-- Start of INPUT --

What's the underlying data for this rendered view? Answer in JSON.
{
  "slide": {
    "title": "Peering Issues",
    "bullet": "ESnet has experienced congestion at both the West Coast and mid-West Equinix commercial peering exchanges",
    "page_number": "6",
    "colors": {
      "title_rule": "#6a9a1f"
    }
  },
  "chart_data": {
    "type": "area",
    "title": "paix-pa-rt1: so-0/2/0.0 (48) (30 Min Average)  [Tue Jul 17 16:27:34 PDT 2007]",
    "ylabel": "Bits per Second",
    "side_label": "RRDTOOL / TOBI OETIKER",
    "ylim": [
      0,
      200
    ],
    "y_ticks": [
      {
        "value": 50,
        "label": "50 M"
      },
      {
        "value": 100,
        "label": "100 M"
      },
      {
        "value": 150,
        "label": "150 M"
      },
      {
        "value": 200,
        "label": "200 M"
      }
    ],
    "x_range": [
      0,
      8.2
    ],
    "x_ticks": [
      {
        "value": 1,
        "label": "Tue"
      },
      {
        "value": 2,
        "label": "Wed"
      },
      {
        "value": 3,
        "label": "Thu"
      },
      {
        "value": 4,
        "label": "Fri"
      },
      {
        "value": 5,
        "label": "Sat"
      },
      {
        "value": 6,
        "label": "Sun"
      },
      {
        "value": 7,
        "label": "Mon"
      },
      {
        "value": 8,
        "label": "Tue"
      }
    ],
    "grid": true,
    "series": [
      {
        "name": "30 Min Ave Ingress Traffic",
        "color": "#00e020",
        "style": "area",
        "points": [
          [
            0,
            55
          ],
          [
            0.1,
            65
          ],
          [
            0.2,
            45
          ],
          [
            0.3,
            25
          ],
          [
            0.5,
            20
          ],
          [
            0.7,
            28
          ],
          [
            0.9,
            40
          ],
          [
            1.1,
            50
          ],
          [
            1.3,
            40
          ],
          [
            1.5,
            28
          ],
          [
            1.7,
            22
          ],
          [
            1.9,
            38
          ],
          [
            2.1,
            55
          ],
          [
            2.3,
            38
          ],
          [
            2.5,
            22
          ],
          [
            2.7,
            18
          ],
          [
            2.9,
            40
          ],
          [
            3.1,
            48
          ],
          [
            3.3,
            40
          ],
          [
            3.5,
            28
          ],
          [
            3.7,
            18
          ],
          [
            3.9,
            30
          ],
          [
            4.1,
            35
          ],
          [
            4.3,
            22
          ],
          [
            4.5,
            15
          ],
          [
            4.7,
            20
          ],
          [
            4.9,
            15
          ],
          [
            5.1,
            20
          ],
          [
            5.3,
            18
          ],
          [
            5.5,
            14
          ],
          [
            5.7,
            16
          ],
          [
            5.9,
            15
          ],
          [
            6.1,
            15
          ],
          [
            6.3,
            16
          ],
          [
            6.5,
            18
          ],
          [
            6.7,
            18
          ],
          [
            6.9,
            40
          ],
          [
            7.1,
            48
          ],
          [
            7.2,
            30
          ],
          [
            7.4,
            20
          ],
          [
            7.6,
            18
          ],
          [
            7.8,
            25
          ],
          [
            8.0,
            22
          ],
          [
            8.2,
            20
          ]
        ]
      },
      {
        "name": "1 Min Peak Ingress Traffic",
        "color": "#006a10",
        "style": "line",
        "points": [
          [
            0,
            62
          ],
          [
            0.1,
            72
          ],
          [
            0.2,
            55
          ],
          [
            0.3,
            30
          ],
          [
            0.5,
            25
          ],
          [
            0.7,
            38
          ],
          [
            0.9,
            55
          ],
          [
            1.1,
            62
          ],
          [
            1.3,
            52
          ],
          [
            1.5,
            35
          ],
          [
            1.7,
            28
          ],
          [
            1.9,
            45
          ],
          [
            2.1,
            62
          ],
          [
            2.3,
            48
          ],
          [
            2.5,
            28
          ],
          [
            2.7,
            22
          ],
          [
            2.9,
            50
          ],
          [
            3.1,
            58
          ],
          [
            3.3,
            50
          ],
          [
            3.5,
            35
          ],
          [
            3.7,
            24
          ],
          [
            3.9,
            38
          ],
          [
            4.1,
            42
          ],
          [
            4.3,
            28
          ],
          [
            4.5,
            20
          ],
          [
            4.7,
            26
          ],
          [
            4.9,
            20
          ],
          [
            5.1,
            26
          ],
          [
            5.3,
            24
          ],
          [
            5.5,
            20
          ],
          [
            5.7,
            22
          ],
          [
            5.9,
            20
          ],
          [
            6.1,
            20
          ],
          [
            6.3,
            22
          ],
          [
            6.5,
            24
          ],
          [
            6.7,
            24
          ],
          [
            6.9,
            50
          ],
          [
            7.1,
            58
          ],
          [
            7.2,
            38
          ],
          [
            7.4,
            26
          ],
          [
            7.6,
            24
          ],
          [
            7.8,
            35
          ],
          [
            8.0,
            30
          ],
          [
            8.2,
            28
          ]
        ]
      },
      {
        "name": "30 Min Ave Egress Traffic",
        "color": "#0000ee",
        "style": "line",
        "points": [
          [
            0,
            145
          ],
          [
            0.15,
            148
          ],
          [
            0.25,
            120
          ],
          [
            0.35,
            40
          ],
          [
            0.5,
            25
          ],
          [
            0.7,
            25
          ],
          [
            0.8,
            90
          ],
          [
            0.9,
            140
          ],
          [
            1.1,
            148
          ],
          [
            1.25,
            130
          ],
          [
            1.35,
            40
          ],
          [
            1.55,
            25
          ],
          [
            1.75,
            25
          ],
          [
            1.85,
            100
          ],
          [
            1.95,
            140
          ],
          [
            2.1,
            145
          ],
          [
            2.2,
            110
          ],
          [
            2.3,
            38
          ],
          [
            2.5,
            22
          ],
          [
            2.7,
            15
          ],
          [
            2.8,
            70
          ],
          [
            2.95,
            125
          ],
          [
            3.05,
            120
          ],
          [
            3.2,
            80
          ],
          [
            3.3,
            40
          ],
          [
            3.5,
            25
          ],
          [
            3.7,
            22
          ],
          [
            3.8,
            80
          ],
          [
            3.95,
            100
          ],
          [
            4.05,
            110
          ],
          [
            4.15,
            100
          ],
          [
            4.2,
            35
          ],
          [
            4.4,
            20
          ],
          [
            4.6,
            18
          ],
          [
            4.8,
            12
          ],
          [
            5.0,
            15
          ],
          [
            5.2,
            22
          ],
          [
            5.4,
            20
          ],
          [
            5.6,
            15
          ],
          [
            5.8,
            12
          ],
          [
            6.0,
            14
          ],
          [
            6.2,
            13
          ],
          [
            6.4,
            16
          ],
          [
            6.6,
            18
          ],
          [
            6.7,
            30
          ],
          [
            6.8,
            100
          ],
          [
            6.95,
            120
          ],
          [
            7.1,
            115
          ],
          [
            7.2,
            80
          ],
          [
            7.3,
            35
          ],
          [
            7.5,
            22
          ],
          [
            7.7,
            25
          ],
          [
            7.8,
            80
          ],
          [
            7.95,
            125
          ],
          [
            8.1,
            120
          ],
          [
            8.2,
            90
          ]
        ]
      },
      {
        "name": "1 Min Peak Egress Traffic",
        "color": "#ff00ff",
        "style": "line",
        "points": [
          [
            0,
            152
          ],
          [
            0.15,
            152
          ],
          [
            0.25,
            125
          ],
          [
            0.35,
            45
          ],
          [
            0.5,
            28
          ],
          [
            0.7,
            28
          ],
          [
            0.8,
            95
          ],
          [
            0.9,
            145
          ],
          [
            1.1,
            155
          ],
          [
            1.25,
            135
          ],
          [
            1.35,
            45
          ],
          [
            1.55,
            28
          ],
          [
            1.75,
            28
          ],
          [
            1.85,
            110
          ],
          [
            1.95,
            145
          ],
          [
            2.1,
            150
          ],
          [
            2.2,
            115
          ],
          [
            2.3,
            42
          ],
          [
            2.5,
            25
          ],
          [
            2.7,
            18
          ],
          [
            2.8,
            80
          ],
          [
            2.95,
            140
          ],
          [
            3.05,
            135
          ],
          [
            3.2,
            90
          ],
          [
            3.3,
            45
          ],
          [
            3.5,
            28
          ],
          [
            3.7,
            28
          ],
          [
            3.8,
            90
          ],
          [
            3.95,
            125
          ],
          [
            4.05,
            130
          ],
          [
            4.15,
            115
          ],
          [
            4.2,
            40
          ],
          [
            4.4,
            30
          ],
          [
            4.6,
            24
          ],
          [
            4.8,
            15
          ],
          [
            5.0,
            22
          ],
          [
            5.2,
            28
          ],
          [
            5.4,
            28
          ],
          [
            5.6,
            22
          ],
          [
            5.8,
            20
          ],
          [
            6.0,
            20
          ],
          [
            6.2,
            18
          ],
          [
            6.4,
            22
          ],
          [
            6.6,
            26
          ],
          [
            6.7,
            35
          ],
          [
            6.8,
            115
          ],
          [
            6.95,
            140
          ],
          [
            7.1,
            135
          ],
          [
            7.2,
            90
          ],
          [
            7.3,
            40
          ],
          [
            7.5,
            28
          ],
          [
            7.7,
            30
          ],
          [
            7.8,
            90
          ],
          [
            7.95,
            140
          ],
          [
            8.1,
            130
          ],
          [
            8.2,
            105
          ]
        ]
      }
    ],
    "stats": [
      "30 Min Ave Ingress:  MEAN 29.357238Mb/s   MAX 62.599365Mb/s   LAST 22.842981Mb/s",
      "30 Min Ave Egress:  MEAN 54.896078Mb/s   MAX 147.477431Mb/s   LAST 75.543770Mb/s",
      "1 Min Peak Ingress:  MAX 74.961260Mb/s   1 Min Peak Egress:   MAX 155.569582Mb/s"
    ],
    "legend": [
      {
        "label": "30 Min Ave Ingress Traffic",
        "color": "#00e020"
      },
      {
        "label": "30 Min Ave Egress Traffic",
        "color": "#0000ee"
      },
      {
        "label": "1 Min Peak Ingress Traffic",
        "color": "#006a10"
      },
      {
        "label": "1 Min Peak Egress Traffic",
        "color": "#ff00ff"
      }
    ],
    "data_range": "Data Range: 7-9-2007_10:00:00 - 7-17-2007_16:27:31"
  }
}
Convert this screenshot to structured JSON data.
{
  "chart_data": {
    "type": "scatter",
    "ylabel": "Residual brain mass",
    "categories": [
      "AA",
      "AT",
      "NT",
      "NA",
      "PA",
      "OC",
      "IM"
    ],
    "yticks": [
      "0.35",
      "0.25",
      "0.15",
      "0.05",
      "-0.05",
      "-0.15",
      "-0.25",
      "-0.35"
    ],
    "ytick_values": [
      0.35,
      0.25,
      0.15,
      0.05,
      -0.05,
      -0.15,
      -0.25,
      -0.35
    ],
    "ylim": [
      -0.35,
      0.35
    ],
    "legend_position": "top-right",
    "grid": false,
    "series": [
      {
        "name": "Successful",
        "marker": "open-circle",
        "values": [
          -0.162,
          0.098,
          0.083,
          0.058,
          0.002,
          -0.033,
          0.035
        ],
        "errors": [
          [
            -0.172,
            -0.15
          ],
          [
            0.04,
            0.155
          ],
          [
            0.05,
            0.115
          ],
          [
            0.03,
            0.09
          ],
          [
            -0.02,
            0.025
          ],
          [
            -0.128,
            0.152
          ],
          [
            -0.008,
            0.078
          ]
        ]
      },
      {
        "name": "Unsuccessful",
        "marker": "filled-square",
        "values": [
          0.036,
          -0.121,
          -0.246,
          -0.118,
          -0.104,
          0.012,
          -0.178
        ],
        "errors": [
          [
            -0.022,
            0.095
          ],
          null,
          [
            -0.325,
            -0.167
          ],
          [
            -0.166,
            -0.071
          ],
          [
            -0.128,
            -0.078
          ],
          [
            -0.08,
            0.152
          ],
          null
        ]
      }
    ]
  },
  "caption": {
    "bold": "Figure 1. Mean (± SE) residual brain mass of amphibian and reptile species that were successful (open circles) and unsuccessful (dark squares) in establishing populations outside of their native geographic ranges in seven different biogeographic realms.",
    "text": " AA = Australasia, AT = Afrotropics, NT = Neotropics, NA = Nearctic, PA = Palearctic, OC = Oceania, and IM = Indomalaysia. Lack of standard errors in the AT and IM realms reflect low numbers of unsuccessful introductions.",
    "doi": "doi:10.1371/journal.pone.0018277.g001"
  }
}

-- End of INPUT --

WHAT YOU HAVE TO DO: Find the word "LAST" in the entries above and gather every line that holds it.

OUTPUT FOR THIS EXERCISE:
      "30 Min Ave Ingress:  MEAN 29.357238Mb/s   MAX 62.599365Mb/s   LAST 22.842981Mb/s",
      "30 Min Ave Egress:  MEAN 54.896078Mb/s   MAX 147.477431Mb/s   LAST 75.543770Mb/s",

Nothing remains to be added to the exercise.